Count each line in which the word "JSON" appears. Reply with the total and nothing more.

Data for the task =
------

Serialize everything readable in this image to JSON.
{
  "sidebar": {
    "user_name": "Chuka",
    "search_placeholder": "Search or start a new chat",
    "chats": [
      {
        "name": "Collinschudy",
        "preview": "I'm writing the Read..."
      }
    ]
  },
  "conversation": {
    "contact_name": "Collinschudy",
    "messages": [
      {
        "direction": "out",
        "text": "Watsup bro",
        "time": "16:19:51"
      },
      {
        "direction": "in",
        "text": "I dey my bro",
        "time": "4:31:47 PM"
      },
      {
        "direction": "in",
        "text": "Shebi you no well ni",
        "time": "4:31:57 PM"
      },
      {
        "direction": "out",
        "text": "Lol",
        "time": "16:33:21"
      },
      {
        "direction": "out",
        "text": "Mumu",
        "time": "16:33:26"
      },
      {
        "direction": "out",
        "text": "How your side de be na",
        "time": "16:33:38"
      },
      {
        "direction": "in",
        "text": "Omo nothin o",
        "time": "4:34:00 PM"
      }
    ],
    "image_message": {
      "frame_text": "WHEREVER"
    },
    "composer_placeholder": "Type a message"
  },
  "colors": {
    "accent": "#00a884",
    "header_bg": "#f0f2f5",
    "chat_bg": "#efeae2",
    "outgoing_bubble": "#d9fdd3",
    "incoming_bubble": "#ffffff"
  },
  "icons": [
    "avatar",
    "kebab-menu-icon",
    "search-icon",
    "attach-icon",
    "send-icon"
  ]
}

------

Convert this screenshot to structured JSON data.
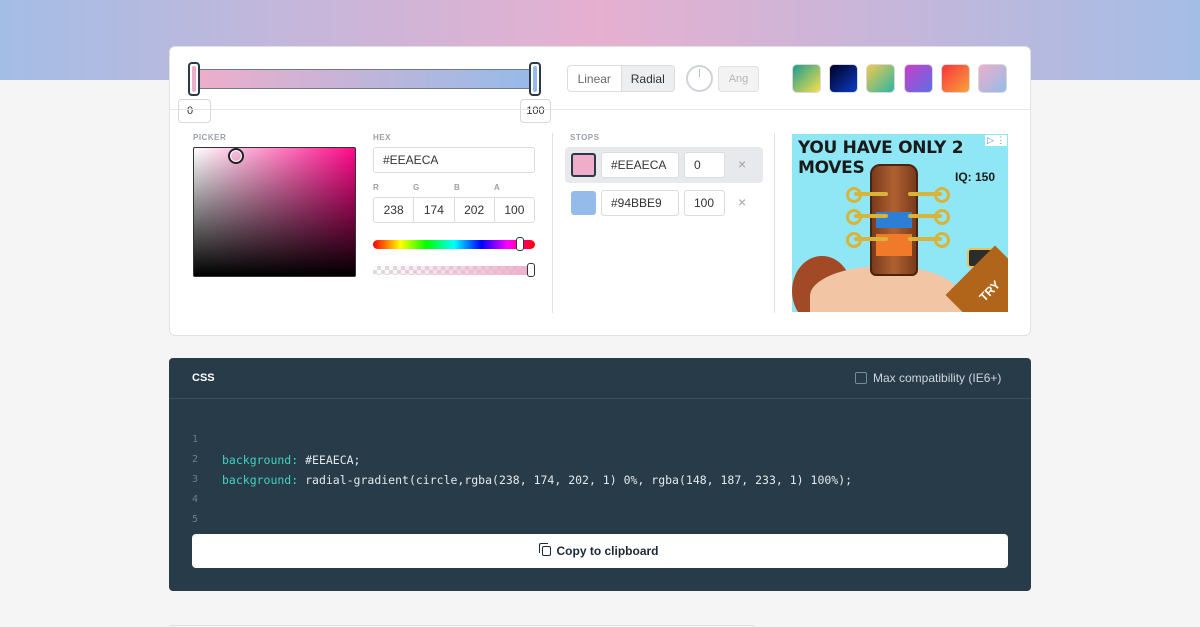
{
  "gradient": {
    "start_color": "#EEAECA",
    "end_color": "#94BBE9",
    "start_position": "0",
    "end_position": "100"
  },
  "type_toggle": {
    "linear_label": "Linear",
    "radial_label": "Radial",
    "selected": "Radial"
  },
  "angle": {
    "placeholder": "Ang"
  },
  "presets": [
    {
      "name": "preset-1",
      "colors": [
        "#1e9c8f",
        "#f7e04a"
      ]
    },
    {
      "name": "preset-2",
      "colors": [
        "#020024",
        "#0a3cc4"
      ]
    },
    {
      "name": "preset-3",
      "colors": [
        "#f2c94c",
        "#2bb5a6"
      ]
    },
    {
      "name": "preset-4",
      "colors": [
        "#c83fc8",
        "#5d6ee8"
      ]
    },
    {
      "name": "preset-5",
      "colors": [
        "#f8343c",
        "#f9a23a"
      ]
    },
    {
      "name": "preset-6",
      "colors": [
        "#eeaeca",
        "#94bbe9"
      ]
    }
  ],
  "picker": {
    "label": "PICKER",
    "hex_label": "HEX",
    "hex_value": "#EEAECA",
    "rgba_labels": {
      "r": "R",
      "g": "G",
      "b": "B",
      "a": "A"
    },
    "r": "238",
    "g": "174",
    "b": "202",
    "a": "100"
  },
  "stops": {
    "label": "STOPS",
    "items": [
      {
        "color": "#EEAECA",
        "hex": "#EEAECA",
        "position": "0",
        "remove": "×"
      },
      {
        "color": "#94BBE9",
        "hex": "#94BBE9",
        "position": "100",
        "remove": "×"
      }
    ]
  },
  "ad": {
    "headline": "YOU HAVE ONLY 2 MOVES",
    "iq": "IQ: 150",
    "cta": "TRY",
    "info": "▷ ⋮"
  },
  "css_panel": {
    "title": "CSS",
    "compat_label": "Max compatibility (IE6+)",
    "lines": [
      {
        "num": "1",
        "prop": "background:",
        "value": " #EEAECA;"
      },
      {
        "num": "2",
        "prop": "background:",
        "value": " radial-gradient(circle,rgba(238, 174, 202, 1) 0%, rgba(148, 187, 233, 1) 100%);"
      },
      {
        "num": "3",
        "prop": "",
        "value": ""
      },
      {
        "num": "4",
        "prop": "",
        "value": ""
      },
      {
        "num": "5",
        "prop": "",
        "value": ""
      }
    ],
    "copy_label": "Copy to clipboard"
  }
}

------

Answer below = 2